** start of RECORDS PROVIDED **

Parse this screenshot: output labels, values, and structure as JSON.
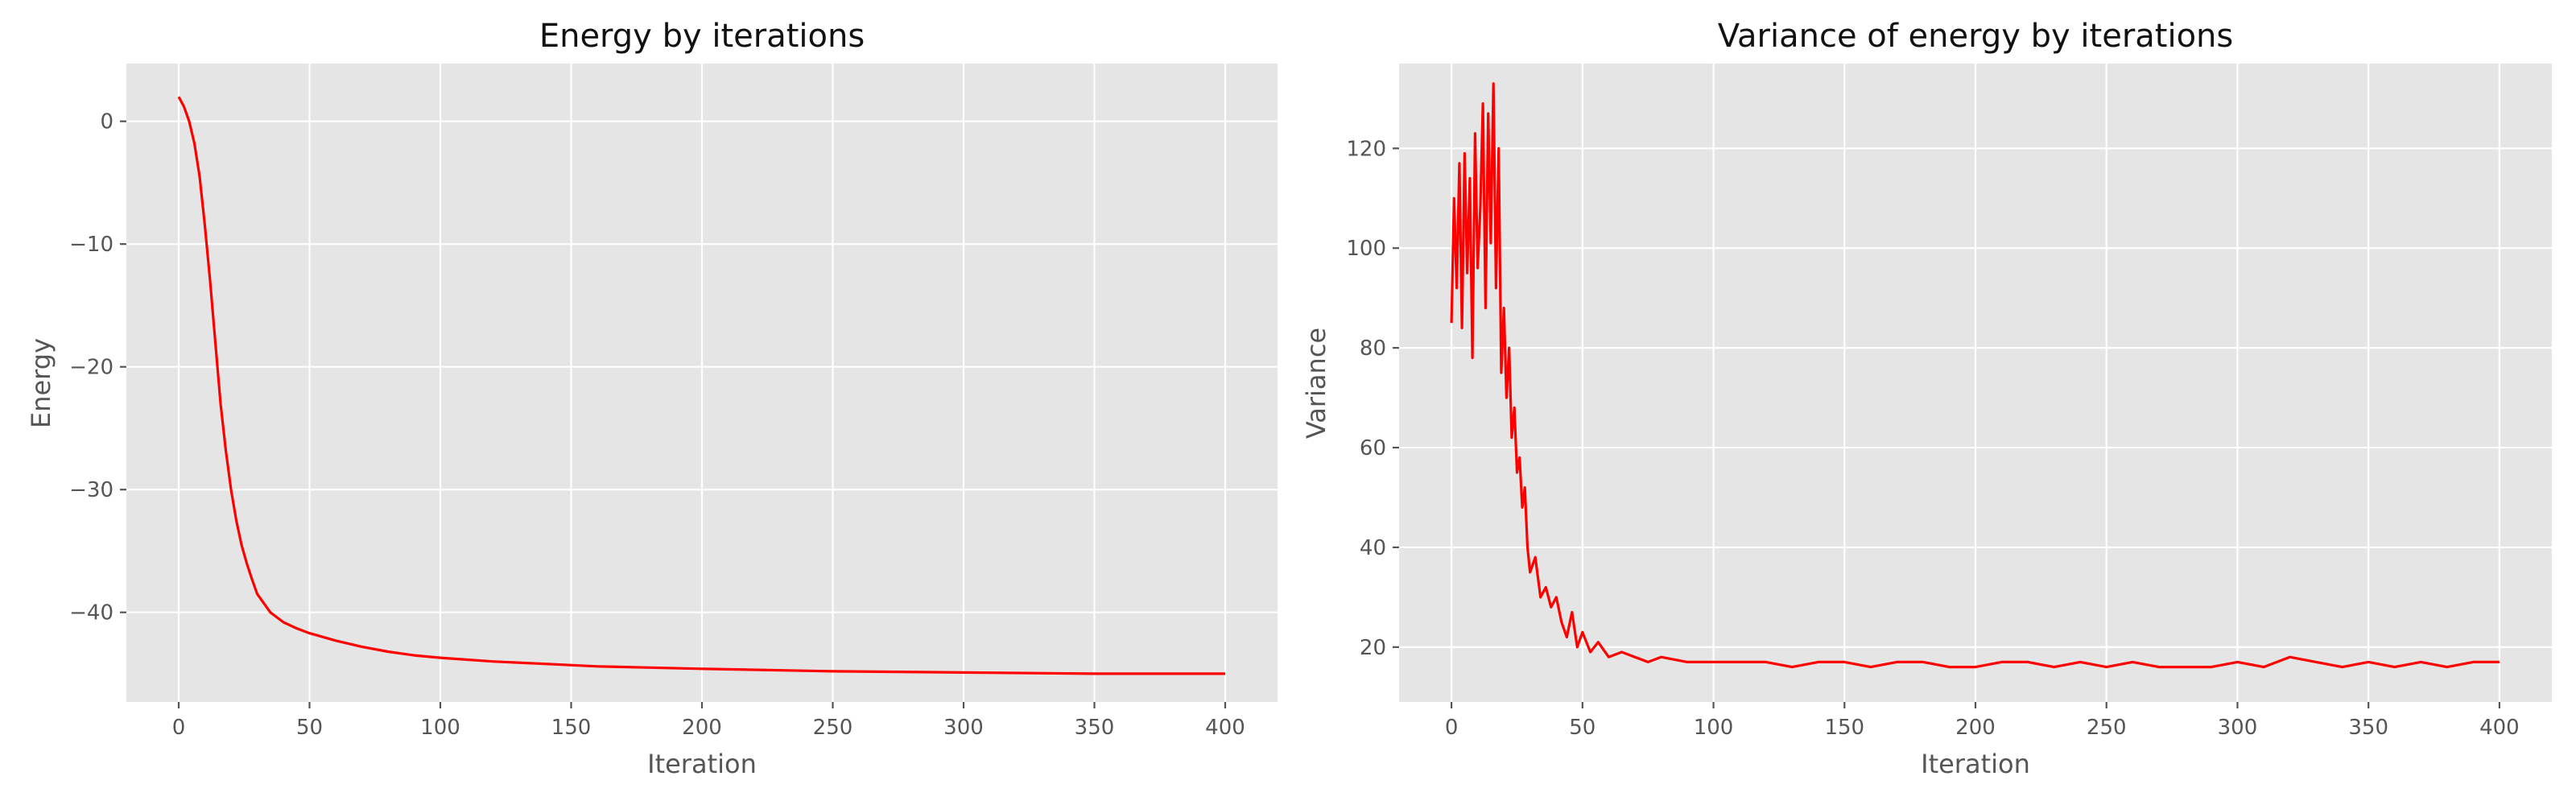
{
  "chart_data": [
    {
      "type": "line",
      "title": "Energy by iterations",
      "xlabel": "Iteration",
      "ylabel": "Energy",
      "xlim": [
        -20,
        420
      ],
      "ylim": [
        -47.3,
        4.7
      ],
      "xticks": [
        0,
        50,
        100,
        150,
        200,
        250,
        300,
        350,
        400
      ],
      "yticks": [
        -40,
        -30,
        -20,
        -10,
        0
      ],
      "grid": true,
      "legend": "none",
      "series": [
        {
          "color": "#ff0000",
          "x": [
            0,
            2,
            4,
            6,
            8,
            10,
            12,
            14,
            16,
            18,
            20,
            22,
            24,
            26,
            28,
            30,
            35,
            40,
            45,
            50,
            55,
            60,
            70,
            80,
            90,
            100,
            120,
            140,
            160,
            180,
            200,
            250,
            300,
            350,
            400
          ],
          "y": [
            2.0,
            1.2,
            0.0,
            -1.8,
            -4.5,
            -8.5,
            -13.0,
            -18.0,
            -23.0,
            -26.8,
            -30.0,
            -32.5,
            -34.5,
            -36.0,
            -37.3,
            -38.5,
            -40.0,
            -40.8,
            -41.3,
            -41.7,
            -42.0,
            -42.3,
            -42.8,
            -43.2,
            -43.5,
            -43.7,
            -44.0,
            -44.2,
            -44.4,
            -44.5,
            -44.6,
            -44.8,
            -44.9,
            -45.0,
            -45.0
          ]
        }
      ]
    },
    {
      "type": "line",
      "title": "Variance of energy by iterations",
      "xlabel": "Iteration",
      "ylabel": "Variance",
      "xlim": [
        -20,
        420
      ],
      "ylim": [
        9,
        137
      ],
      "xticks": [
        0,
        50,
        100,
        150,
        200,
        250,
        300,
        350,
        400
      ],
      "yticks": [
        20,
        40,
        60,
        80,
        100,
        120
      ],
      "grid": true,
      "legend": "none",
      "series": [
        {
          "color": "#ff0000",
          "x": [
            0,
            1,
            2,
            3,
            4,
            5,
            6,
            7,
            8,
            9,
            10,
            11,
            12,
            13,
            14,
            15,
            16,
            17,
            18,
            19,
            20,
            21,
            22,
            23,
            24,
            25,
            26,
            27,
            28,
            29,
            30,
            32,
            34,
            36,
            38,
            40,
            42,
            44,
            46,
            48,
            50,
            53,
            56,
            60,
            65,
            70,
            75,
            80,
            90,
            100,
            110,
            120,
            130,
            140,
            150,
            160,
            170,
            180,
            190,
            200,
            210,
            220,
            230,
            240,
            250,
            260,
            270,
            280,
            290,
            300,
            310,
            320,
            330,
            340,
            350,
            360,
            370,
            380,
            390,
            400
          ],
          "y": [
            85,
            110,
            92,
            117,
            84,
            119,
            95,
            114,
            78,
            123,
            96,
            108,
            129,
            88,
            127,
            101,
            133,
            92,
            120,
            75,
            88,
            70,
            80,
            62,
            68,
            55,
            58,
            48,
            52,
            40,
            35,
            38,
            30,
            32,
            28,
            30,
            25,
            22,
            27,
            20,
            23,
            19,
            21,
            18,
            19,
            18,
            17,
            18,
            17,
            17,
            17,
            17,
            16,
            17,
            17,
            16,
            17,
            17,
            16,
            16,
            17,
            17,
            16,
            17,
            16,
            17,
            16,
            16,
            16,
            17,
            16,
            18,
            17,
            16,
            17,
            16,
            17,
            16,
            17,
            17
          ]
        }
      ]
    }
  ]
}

** end of RECORDS PROVIDED **
** start of RECORDS PROVIDED **

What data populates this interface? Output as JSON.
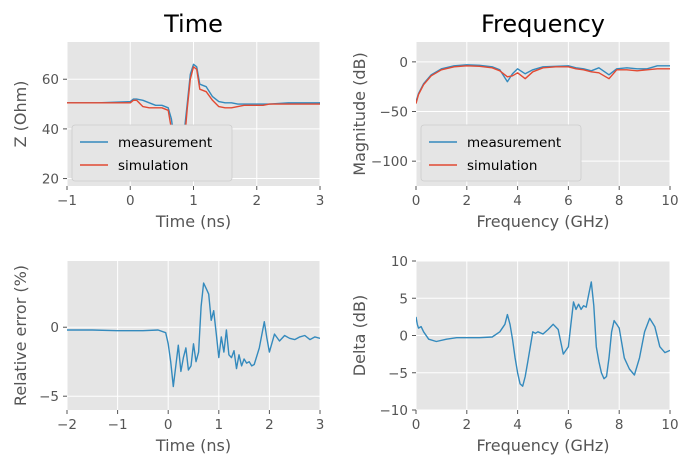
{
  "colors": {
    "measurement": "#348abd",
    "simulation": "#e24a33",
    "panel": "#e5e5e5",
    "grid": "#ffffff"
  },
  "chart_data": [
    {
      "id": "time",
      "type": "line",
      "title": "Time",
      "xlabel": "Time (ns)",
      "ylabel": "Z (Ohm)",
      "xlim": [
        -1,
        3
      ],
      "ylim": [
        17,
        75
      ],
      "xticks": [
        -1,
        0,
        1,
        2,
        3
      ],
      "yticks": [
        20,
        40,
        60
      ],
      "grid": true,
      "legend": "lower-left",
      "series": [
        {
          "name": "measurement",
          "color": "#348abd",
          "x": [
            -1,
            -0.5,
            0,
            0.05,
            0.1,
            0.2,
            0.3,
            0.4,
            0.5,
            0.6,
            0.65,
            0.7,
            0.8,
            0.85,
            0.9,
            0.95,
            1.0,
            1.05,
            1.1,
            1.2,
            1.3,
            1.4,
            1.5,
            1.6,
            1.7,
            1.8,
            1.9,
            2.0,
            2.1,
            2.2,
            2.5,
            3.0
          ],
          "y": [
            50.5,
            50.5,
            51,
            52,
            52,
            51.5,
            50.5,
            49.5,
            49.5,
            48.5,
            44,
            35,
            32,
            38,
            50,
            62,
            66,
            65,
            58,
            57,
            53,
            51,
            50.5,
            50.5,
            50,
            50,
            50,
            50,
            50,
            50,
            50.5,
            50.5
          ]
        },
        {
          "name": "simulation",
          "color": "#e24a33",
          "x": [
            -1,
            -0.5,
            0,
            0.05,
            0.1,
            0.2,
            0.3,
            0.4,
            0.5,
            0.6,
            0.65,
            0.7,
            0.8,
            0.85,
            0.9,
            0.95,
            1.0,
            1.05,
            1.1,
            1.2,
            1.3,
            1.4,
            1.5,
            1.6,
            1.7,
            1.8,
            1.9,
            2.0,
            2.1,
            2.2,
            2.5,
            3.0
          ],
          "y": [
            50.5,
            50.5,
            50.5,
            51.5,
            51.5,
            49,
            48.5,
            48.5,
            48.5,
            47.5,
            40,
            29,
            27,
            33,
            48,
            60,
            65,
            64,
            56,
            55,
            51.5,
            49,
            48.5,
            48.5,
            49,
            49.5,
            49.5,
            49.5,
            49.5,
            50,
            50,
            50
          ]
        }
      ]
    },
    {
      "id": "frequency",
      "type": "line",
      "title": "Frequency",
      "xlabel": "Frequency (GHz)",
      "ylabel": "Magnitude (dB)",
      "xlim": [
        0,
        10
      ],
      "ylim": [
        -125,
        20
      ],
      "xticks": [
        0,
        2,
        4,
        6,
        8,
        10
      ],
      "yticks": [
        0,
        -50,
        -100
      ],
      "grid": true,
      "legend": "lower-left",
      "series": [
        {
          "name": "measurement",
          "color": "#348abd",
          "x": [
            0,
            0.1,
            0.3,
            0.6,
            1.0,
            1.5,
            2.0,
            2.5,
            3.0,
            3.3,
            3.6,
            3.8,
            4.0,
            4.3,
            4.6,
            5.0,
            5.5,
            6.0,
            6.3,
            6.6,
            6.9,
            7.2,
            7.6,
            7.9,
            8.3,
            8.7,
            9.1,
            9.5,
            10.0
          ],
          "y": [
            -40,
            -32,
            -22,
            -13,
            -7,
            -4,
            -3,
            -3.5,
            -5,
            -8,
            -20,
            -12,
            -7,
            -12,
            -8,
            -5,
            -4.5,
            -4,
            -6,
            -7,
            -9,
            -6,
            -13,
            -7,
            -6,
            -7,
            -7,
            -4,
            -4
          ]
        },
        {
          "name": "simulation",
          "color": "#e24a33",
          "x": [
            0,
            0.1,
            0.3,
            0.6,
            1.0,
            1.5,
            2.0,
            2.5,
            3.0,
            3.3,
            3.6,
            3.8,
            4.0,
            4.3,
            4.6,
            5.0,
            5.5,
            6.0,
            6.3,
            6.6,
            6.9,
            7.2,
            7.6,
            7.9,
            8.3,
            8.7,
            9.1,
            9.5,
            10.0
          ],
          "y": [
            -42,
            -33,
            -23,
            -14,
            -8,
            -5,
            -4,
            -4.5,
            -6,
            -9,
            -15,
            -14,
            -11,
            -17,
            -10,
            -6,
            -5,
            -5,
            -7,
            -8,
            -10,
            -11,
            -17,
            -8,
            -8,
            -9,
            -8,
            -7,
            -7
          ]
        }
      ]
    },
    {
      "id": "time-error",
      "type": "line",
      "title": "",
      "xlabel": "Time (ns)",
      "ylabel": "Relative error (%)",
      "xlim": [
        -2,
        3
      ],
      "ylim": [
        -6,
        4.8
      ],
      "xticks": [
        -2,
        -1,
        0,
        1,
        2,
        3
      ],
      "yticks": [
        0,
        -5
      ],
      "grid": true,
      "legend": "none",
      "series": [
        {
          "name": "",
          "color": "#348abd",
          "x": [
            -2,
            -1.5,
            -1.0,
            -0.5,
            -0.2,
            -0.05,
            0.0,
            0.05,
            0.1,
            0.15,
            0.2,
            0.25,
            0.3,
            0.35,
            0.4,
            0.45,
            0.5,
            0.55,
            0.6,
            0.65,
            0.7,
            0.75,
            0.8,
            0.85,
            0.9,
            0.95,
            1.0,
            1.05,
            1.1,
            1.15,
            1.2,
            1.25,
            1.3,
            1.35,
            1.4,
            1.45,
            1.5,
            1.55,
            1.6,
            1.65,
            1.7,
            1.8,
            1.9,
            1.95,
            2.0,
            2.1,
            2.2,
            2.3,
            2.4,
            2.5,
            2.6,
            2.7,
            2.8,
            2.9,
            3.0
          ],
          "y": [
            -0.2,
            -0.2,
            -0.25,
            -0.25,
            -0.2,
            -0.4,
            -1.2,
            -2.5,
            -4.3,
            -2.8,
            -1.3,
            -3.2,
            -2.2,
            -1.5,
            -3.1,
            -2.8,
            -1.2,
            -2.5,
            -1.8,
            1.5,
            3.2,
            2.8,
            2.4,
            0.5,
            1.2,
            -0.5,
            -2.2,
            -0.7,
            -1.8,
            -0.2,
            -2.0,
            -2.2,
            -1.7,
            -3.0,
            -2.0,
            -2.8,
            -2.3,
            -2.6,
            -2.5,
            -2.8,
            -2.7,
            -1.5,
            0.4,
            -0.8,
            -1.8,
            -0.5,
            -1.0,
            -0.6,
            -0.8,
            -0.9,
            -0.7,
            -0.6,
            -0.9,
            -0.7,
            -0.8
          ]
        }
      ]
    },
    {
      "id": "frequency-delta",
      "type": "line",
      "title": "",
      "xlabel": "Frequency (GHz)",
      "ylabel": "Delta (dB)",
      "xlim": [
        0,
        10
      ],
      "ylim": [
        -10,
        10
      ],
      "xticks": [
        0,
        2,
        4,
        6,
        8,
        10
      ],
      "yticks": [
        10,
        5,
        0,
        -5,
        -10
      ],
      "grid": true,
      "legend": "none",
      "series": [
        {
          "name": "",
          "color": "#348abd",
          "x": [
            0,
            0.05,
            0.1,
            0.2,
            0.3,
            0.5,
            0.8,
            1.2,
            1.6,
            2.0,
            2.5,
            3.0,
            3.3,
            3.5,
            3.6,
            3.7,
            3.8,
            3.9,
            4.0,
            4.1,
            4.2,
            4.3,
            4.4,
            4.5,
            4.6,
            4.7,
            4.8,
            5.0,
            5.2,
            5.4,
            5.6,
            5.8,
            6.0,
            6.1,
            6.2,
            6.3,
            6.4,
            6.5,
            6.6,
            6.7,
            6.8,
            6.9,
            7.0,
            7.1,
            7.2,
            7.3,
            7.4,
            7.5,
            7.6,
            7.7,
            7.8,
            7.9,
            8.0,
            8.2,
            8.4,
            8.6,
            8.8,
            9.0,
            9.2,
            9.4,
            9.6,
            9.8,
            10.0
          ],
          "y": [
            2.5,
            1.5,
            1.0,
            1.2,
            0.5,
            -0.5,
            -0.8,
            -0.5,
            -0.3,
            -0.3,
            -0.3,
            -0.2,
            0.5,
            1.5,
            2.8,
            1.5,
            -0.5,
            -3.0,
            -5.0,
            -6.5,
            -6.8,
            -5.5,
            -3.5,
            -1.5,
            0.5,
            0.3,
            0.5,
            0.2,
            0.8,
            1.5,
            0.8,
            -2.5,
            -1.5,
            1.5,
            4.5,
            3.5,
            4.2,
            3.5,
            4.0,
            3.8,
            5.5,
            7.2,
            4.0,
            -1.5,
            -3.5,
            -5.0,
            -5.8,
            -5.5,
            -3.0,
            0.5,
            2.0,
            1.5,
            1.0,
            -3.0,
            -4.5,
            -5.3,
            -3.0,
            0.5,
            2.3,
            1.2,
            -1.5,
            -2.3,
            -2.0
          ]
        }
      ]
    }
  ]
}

** end of RECORDS PROVIDED **

_TASK DETAILS_
Using the entries above, find all lines with "ylabel". Copy them.

_RESPONSE TO THIS TASK_
      "ylabel": "Energy",
      "ylabel": "Variance",
      "ylabel": "Z (Ohm)",
      "ylabel": "Magnitude (dB)",
      "ylabel": "Relative error (%)",
      "ylabel": "Delta (dB)",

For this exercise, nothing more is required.